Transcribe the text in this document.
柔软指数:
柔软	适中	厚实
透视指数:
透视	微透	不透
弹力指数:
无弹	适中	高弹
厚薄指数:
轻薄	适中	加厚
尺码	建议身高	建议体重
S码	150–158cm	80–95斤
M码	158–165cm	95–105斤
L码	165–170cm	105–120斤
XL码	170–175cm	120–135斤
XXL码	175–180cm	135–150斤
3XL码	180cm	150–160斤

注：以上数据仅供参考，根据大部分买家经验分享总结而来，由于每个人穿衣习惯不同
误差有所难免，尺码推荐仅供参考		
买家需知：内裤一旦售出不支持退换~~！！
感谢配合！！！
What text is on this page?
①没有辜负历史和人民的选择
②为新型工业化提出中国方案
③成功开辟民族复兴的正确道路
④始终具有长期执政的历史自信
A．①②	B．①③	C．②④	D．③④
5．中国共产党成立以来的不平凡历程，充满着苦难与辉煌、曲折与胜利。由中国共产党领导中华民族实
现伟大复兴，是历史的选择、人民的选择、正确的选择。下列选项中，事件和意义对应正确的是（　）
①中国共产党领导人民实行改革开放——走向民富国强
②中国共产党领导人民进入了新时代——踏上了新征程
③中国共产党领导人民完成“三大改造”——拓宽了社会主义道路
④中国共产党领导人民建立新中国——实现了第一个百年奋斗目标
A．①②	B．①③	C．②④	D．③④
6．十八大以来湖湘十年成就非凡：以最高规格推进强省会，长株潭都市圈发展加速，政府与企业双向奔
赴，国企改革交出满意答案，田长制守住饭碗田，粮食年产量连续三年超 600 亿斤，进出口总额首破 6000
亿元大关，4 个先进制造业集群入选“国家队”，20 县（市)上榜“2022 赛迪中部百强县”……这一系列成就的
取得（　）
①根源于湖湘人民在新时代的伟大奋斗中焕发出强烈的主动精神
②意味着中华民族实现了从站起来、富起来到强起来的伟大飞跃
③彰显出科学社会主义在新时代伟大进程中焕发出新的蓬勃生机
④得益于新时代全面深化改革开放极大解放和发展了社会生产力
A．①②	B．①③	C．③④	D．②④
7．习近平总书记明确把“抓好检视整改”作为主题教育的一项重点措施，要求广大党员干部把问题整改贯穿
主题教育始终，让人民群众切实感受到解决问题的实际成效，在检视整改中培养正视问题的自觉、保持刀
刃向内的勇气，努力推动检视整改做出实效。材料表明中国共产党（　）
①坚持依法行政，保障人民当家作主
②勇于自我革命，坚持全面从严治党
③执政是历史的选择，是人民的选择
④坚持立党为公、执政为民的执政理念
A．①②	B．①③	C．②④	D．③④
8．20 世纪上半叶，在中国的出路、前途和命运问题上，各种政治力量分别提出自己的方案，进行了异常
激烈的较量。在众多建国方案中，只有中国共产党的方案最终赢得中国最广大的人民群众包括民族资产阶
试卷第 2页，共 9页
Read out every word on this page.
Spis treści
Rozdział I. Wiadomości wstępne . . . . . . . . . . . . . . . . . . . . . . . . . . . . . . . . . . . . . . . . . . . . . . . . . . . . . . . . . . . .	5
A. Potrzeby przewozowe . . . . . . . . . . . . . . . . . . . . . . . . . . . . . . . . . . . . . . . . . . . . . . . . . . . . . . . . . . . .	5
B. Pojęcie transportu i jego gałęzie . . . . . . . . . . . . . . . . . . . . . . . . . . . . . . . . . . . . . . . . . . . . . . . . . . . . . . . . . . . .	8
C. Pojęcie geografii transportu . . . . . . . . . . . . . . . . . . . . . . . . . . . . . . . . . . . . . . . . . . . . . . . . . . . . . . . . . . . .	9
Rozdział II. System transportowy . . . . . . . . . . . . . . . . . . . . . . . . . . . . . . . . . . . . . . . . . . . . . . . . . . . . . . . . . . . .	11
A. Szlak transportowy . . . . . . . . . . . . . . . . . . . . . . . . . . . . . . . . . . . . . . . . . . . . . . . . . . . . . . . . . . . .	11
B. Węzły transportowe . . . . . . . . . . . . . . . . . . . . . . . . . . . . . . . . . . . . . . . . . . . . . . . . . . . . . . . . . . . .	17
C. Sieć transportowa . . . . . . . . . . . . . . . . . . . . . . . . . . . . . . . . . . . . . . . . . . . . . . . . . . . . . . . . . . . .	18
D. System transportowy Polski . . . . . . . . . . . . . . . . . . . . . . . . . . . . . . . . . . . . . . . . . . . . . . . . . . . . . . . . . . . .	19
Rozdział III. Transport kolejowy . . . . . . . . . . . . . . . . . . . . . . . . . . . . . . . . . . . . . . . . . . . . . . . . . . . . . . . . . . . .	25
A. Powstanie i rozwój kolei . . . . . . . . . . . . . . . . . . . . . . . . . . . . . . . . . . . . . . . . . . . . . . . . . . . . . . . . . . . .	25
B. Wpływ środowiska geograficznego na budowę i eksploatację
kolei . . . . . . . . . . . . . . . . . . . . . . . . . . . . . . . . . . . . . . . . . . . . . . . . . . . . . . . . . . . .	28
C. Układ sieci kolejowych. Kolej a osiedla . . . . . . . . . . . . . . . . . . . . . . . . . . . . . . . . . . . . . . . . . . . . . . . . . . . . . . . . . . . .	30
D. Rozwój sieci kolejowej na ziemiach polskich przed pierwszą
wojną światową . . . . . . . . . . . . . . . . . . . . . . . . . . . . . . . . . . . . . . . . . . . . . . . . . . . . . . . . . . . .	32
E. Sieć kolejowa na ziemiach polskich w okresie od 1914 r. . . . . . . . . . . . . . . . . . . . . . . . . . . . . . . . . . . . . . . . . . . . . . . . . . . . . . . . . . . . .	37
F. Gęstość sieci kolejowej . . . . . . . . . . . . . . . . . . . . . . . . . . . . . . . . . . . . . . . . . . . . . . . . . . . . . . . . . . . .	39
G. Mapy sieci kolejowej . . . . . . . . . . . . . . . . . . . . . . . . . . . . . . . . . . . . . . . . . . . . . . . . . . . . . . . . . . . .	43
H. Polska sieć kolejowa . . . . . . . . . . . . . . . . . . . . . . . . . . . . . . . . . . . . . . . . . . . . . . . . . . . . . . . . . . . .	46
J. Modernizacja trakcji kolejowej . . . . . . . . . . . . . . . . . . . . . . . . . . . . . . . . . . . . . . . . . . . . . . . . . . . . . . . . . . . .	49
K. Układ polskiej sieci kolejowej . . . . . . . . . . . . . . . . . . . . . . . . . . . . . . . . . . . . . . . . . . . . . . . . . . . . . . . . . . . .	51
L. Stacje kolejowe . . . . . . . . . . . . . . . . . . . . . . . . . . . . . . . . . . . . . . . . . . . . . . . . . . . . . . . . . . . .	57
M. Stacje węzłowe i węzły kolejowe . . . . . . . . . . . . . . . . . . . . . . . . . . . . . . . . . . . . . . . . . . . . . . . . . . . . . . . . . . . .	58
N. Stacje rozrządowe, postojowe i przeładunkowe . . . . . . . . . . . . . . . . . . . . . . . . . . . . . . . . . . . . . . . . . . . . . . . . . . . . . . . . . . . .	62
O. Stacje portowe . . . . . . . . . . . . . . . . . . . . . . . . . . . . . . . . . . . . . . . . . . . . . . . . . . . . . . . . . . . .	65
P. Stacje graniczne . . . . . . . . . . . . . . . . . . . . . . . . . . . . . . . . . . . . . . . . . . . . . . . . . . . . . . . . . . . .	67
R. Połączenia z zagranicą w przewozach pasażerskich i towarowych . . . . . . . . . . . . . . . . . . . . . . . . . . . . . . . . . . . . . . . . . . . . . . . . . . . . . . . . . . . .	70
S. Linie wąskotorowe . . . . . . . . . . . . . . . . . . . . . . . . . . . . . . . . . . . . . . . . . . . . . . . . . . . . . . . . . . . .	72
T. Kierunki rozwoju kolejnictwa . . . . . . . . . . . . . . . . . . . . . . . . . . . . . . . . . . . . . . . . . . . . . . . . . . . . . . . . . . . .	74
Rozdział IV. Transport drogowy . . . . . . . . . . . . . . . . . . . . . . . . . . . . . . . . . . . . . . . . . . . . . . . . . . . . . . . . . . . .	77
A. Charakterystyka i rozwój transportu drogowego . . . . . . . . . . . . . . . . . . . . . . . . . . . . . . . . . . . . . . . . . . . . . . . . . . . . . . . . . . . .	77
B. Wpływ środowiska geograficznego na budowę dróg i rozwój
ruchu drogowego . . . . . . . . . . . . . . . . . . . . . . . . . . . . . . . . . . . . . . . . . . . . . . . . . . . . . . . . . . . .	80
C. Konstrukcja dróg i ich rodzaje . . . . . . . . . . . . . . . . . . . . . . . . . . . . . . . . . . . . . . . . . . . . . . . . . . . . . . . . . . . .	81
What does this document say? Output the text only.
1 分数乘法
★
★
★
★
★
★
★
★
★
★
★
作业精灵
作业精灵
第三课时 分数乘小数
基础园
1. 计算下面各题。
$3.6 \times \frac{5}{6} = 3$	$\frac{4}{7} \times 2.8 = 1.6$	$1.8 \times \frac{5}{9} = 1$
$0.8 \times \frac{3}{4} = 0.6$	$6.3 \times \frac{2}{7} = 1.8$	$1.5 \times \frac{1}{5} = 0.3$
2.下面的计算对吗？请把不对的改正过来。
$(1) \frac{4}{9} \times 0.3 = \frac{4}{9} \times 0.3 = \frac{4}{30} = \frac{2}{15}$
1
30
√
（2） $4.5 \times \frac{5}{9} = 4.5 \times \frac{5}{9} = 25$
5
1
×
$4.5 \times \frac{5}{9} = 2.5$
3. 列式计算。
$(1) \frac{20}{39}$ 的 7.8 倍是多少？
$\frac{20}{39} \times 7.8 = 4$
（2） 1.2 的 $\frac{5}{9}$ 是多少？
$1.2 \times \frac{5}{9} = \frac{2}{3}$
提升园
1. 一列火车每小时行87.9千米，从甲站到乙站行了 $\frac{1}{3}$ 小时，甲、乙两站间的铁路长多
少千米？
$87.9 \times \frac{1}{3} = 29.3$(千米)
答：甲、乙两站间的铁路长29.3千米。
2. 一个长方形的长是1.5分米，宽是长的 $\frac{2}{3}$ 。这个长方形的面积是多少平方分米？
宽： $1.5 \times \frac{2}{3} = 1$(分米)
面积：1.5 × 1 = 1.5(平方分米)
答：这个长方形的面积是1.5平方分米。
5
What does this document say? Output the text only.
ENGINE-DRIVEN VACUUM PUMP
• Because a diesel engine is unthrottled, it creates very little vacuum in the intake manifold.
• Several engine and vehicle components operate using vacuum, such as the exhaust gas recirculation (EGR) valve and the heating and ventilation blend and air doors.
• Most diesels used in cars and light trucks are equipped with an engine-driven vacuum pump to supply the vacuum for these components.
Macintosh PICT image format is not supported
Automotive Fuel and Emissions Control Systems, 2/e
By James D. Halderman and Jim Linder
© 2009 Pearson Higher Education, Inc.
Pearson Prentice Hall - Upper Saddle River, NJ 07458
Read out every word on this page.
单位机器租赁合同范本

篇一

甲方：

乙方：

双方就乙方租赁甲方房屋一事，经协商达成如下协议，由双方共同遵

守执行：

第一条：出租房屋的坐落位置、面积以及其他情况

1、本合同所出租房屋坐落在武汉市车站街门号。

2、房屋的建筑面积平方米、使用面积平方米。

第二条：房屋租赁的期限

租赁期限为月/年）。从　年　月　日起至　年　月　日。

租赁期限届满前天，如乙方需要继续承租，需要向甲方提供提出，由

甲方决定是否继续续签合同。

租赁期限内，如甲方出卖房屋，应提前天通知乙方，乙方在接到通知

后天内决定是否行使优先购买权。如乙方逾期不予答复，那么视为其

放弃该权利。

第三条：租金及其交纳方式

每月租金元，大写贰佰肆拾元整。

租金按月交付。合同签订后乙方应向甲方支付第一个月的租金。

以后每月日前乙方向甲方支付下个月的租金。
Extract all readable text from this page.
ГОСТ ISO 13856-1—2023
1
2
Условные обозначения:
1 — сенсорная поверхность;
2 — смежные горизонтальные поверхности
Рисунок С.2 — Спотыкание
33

### PROBLEM REQUIREMENTS
Extract all lines from the data in which "polskich" is found.

### COMPLETE RESPONSE
D. Rozwój sieci kolejowej na ziemiach polskich przed pierwszą
E. Sieć kolejowa na ziemiach polskich w okresie od 1914 r. . . . . . . . . . . . . . . . . . . . . . . . . . . . . . . . . . . . . . . . . . . . . . . . . . . . . . . . . . . . .	37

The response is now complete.